• **Written task**
The records that follow should be retyped word for word.

(Dataset items)
# # # # #
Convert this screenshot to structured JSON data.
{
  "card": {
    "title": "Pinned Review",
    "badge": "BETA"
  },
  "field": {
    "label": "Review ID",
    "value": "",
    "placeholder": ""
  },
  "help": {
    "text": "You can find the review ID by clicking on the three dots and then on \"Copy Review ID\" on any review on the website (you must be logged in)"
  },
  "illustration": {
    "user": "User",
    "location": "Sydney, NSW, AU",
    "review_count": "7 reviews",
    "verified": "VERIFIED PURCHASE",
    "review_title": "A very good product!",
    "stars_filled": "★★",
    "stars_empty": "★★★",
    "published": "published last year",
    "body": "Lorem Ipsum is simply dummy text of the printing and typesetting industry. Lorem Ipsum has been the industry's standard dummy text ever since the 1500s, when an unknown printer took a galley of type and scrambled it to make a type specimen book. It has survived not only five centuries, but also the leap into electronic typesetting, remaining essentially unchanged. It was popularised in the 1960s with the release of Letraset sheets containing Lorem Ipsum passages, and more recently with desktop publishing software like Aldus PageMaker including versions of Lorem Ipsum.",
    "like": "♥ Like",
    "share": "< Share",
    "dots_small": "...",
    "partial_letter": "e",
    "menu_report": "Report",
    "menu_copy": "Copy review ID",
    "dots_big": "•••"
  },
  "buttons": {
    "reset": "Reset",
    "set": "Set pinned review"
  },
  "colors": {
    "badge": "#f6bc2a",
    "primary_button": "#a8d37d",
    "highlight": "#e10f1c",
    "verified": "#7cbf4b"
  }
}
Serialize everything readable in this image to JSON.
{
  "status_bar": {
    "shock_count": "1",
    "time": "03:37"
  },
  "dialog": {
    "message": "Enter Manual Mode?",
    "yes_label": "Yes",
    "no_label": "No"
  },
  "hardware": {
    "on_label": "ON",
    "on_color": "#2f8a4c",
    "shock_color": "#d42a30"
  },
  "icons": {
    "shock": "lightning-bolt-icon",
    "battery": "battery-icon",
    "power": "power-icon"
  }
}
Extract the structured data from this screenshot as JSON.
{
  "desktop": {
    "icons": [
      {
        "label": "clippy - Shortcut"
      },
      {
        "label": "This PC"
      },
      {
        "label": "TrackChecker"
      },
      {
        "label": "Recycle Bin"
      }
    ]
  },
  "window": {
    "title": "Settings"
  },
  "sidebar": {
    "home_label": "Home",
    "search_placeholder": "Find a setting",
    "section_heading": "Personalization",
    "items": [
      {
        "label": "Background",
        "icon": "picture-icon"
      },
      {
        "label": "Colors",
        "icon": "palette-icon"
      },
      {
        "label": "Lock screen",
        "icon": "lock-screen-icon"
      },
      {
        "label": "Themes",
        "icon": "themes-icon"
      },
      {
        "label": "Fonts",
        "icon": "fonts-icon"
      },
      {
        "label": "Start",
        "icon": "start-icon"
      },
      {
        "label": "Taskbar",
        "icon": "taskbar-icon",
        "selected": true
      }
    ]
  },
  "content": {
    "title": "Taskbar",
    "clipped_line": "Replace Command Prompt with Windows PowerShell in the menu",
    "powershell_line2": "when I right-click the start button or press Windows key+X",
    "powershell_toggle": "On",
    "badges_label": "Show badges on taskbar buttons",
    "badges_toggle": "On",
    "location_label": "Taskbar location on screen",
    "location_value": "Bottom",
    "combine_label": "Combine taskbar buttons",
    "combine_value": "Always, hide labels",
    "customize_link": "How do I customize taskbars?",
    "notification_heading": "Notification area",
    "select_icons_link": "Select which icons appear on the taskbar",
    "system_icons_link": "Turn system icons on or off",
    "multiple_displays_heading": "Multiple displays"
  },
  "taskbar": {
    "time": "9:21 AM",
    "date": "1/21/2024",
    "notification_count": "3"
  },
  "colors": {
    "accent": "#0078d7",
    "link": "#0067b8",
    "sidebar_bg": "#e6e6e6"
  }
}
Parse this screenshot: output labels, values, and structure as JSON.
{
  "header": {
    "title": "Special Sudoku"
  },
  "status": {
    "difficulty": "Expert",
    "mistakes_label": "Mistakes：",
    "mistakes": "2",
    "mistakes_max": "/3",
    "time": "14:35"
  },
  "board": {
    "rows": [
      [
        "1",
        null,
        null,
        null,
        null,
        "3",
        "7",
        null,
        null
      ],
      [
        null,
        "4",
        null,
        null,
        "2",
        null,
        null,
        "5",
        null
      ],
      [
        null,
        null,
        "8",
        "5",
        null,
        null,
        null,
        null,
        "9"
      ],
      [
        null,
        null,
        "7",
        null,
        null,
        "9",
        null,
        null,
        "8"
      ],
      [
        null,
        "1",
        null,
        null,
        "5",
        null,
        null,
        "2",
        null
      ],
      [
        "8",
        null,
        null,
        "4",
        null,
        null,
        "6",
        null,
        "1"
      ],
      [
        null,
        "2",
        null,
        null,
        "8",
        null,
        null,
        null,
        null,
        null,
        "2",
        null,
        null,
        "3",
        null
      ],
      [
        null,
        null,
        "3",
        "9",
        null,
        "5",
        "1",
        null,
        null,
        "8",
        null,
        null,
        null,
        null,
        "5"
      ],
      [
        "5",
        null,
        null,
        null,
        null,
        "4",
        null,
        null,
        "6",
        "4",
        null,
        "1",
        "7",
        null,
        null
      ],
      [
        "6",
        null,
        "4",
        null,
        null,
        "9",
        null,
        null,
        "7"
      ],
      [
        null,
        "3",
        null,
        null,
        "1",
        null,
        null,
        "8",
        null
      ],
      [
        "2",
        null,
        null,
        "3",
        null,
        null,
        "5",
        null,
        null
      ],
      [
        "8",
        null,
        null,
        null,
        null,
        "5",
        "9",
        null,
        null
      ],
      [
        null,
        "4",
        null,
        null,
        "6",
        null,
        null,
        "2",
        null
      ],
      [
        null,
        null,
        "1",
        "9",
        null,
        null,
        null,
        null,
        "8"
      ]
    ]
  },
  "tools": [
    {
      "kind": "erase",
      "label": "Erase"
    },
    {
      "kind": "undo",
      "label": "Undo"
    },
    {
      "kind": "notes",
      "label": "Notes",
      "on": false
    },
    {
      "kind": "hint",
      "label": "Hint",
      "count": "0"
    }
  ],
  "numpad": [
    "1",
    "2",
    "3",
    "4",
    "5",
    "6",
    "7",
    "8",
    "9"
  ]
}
# # # # #
• **Solution to this exercise**
Convert this screenshot to structured JSON data.
{
  "card": {
    "title": "Pinned Review",
    "badge": "BETA"
  },
  "field": {
    "label": "Review ID",
    "value": "",
    "placeholder": ""
  },
  "help": {
    "text": "You can find the review ID by clicking on the three dots and then on \"Copy Review ID\" on any review on the website (you must be logged in)"
  },
  "illustration": {
    "user": "User",
    "location": "Sydney, NSW, AU",
    "review_count": "7 reviews",
    "verified": "VERIFIED PURCHASE",
    "review_title": "A very good product!",
    "stars_filled": "★★",
    "stars_empty": "★★★",
    "published": "published last year",
    "body": "Lorem Ipsum is simply dummy text of the printing and typesetting industry. Lorem Ipsum has been the industry's standard dummy text ever since the 1500s, when an unknown printer took a galley of type and scrambled it to make a type specimen book. It has survived not only five centuries, but also the leap into electronic typesetting, remaining essentially unchanged. It was popularised in the 1960s with the release of Letraset sheets containing Lorem Ipsum passages, and more recently with desktop publishing software like Aldus PageMaker including versions of Lorem Ipsum.",
    "like": "♥ Like",
    "share": "< Share",
    "dots_small": "...",
    "partial_letter": "e",
    "menu_report": "Report",
    "menu_copy": "Copy review ID",
    "dots_big": "•••"
  },
  "buttons": {
    "reset": "Reset",
    "set": "Set pinned review"
  },
  "colors": {
    "badge": "#f6bc2a",
    "primary_button": "#a8d37d",
    "highlight": "#e10f1c",
    "verified": "#7cbf4b"
  }
}
Serialize everything readable in this image to JSON.
{
  "status_bar": {
    "shock_count": "1",
    "time": "03:37"
  },
  "dialog": {
    "message": "Enter Manual Mode?",
    "yes_label": "Yes",
    "no_label": "No"
  },
  "hardware": {
    "on_label": "ON",
    "on_color": "#2f8a4c",
    "shock_color": "#d42a30"
  },
  "icons": {
    "shock": "lightning-bolt-icon",
    "battery": "battery-icon",
    "power": "power-icon"
  }
}
Extract the structured data from this screenshot as JSON.
{
  "desktop": {
    "icons": [
      {
        "label": "clippy - Shortcut"
      },
      {
        "label": "This PC"
      },
      {
        "label": "TrackChecker"
      },
      {
        "label": "Recycle Bin"
      }
    ]
  },
  "window": {
    "title": "Settings"
  },
  "sidebar": {
    "home_label": "Home",
    "search_placeholder": "Find a setting",
    "section_heading": "Personalization",
    "items": [
      {
        "label": "Background",
        "icon": "picture-icon"
      },
      {
        "label": "Colors",
        "icon": "palette-icon"
      },
      {
        "label": "Lock screen",
        "icon": "lock-screen-icon"
      },
      {
        "label": "Themes",
        "icon": "themes-icon"
      },
      {
        "label": "Fonts",
        "icon": "fonts-icon"
      },
      {
        "label": "Start",
        "icon": "start-icon"
      },
      {
        "label": "Taskbar",
        "icon": "taskbar-icon",
        "selected": true
      }
    ]
  },
  "content": {
    "title": "Taskbar",
    "clipped_line": "Replace Command Prompt with Windows PowerShell in the menu",
    "powershell_line2": "when I right-click the start button or press Windows key+X",
    "powershell_toggle": "On",
    "badges_label": "Show badges on taskbar buttons",
    "badges_toggle": "On",
    "location_label": "Taskbar location on screen",
    "location_value": "Bottom",
    "combine_label": "Combine taskbar buttons",
    "combine_value": "Always, hide labels",
    "customize_link": "How do I customize taskbars?",
    "notification_heading": "Notification area",
    "select_icons_link": "Select which icons appear on the taskbar",
    "system_icons_link": "Turn system icons on or off",
    "multiple_displays_heading": "Multiple displays"
  },
  "taskbar": {
    "time": "9:21 AM",
    "date": "1/21/2024",
    "notification_count": "3"
  },
  "colors": {
    "accent": "#0078d7",
    "link": "#0067b8",
    "sidebar_bg": "#e6e6e6"
  }
}
Parse this screenshot: output labels, values, and structure as JSON.
{
  "header": {
    "title": "Special Sudoku"
  },
  "status": {
    "difficulty": "Expert",
    "mistakes_label": "Mistakes：",
    "mistakes": "2",
    "mistakes_max": "/3",
    "time": "14:35"
  },
  "board": {
    "rows": [
      [
        "1",
        null,
        null,
        null,
        null,
        "3",
        "7",
        null,
        null
      ],
      [
        null,
        "4",
        null,
        null,
        "2",
        null,
        null,
        "5",
        null
      ],
      [
        null,
        null,
        "8",
        "5",
        null,
        null,
        null,
        null,
        "9"
      ],
      [
        null,
        null,
        "7",
        null,
        null,
        "9",
        null,
        null,
        "8"
      ],
      [
        null,
        "1",
        null,
        null,
        "5",
        null,
        null,
        "2",
        null
      ],
      [
        "8",
        null,
        null,
        "4",
        null,
        null,
        "6",
        null,
        "1"
      ],
      [
        null,
        "2",
        null,
        null,
        "8",
        null,
        null,
        null,
        null,
        null,
        "2",
        null,
        null,
        "3",
        null
      ],
      [
        null,
        null,
        "3",
        "9",
        null,
        "5",
        "1",
        null,
        null,
        "8",
        null,
        null,
        null,
        null,
        "5"
      ],
      [
        "5",
        null,
        null,
        null,
        null,
        "4",
        null,
        null,
        "6",
        "4",
        null,
        "1",
        "7",
        null,
        null
      ],
      [
        "6",
        null,
        "4",
        null,
        null,
        "9",
        null,
        null,
        "7"
      ],
      [
        null,
        "3",
        null,
        null,
        "1",
        null,
        null,
        "8",
        null
      ],
      [
        "2",
        null,
        null,
        "3",
        null,
        null,
        "5",
        null,
        null
      ],
      [
        "8",
        null,
        null,
        null,
        null,
        "5",
        "9",
        null,
        null
      ],
      [
        null,
        "4",
        null,
        null,
        "6",
        null,
        null,
        "2",
        null
      ],
      [
        null,
        null,
        "1",
        "9",
        null,
        null,
        null,
        null,
        "8"
      ]
    ]
  },
  "tools": [
    {
      "kind": "erase",
      "label": "Erase"
    },
    {
      "kind": "undo",
      "label": "Undo"
    },
    {
      "kind": "notes",
      "label": "Notes",
      "on": false
    },
    {
      "kind": "hint",
      "label": "Hint",
      "count": "0"
    }
  ],
  "numpad": [
    "1",
    "2",
    "3",
    "4",
    "5",
    "6",
    "7",
    "8",
    "9"
  ]
}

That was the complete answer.